#### TASK DETAILS:
Can you find the lines of the listing that include "purchase" and copy every one?
## Start THE INPUT
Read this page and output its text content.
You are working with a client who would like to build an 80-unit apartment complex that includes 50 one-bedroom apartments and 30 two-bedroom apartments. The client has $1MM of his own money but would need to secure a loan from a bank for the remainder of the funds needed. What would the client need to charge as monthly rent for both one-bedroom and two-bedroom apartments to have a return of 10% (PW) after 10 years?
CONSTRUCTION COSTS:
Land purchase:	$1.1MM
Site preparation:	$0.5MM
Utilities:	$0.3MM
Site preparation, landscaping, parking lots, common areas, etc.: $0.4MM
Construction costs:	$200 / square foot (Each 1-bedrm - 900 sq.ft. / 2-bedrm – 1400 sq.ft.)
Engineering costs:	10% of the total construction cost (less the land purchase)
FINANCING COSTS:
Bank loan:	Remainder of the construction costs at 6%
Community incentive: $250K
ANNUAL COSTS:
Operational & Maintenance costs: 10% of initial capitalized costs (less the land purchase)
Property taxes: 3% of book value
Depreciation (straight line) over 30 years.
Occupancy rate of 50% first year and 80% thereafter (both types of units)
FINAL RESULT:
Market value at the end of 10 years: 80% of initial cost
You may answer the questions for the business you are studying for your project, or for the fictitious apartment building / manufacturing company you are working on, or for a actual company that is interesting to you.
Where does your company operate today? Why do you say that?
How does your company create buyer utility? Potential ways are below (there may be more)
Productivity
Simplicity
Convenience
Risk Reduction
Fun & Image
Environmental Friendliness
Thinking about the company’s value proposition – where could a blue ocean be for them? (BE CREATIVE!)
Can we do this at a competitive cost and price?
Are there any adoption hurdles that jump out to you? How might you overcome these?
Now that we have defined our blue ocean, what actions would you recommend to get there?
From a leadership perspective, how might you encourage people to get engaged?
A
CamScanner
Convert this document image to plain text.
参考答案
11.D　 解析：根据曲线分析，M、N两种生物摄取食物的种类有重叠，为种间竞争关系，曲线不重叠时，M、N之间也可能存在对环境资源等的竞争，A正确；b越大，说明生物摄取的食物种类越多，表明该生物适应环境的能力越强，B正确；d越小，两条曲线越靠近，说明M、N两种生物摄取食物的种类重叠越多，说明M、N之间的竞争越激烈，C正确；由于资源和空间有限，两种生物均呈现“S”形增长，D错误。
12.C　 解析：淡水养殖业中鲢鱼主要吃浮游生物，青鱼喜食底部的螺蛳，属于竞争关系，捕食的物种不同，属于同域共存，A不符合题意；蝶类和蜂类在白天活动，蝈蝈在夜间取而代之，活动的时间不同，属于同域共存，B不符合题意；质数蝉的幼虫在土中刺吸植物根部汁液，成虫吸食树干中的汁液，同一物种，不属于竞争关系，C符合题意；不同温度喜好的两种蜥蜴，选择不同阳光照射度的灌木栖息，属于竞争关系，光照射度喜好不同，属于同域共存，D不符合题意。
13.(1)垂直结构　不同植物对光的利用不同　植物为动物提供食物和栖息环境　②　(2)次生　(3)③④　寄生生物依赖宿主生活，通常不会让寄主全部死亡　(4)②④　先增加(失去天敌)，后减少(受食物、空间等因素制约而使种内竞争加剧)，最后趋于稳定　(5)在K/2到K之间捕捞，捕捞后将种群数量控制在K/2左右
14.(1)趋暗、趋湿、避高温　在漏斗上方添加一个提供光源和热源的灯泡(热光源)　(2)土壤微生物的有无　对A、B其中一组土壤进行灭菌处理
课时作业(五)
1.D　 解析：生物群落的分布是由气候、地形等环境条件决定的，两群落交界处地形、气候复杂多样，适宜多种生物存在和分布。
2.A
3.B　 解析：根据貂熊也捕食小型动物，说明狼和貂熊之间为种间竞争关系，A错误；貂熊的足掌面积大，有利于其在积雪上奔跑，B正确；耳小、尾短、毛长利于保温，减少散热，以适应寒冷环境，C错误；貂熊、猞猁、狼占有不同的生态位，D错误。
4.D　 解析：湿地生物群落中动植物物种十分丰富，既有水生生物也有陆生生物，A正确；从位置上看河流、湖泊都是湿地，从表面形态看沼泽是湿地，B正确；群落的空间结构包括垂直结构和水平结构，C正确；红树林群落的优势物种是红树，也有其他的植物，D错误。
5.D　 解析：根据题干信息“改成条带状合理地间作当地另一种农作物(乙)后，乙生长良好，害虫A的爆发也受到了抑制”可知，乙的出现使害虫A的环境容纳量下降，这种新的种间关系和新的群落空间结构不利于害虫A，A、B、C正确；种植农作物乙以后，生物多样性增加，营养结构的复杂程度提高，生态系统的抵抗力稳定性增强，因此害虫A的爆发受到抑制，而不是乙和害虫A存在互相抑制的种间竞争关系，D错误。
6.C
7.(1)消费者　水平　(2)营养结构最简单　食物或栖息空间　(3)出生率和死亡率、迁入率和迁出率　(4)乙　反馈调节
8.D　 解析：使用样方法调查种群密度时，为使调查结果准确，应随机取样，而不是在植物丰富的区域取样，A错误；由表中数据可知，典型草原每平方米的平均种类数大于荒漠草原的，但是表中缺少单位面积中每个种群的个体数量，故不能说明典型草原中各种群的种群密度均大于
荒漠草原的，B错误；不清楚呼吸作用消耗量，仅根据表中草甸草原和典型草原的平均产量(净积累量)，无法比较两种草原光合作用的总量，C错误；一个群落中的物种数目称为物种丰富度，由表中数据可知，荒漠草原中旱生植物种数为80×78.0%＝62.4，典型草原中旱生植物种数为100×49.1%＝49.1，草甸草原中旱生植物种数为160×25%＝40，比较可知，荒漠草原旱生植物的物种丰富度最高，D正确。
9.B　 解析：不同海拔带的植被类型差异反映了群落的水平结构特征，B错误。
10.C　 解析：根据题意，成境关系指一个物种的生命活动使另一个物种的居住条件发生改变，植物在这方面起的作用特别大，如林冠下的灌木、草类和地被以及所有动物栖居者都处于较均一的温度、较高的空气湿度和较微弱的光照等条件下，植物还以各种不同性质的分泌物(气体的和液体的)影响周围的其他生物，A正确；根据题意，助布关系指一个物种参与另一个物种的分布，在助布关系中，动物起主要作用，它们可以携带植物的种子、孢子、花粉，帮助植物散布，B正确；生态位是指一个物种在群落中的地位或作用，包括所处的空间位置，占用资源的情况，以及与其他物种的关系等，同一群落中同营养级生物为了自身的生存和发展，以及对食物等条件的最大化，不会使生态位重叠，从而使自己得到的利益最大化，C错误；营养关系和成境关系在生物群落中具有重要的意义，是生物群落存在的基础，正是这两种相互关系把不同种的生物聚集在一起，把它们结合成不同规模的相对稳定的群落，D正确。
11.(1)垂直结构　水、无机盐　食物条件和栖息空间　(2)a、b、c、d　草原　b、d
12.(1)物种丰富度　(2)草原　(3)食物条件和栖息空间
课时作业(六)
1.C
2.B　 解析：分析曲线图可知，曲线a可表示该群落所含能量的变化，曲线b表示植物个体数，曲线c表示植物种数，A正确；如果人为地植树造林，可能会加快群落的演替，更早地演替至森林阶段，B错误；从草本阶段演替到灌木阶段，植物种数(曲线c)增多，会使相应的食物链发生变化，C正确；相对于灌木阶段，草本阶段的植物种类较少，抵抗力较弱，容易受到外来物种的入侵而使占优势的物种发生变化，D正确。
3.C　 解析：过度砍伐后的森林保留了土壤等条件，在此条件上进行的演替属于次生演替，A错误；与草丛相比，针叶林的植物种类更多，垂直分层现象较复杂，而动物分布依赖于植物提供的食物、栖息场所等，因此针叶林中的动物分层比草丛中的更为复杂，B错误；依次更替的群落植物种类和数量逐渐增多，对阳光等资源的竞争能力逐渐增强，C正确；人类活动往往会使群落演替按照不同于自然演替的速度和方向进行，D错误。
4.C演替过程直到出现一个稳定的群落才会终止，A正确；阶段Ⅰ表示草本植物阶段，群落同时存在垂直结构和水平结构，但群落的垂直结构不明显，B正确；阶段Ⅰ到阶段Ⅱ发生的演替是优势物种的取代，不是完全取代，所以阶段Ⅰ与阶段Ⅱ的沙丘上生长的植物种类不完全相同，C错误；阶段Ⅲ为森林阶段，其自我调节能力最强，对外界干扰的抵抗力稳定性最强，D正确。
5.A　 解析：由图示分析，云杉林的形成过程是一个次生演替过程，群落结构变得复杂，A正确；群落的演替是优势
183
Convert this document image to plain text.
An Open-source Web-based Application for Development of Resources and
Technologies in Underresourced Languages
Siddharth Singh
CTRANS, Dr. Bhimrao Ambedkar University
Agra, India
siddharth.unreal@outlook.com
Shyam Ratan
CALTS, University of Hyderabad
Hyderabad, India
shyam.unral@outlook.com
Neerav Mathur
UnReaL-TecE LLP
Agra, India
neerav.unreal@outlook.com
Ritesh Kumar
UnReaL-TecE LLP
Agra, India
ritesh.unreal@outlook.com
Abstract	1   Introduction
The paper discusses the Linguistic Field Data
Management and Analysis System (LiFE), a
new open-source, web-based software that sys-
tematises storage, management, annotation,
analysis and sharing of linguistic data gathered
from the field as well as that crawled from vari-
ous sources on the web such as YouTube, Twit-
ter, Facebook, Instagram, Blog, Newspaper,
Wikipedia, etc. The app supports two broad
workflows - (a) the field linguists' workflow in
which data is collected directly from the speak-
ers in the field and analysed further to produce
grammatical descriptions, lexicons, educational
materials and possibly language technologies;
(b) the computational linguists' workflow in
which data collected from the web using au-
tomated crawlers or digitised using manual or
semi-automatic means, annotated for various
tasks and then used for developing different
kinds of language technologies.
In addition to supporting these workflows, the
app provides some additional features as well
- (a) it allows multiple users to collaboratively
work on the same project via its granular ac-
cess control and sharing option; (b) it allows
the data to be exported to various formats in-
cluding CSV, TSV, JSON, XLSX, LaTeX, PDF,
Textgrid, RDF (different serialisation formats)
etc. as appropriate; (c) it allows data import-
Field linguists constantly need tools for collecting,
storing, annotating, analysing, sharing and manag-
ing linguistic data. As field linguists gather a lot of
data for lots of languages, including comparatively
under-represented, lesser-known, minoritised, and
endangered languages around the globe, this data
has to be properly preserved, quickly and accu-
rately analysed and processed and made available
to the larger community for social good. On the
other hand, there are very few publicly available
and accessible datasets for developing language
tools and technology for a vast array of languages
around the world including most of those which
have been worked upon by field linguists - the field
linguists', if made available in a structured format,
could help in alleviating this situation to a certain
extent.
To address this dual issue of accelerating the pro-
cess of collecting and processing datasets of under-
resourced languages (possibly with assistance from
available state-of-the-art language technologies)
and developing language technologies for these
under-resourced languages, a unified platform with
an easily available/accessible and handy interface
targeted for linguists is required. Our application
## End THE INPUT
#### WORKED ANSWER:
Land purchase:	$1.1MM
Engineering costs:	10% of the total construction cost (less the land purchase)
Operational & Maintenance costs: 10% of initial capitalized costs (less the land purchase)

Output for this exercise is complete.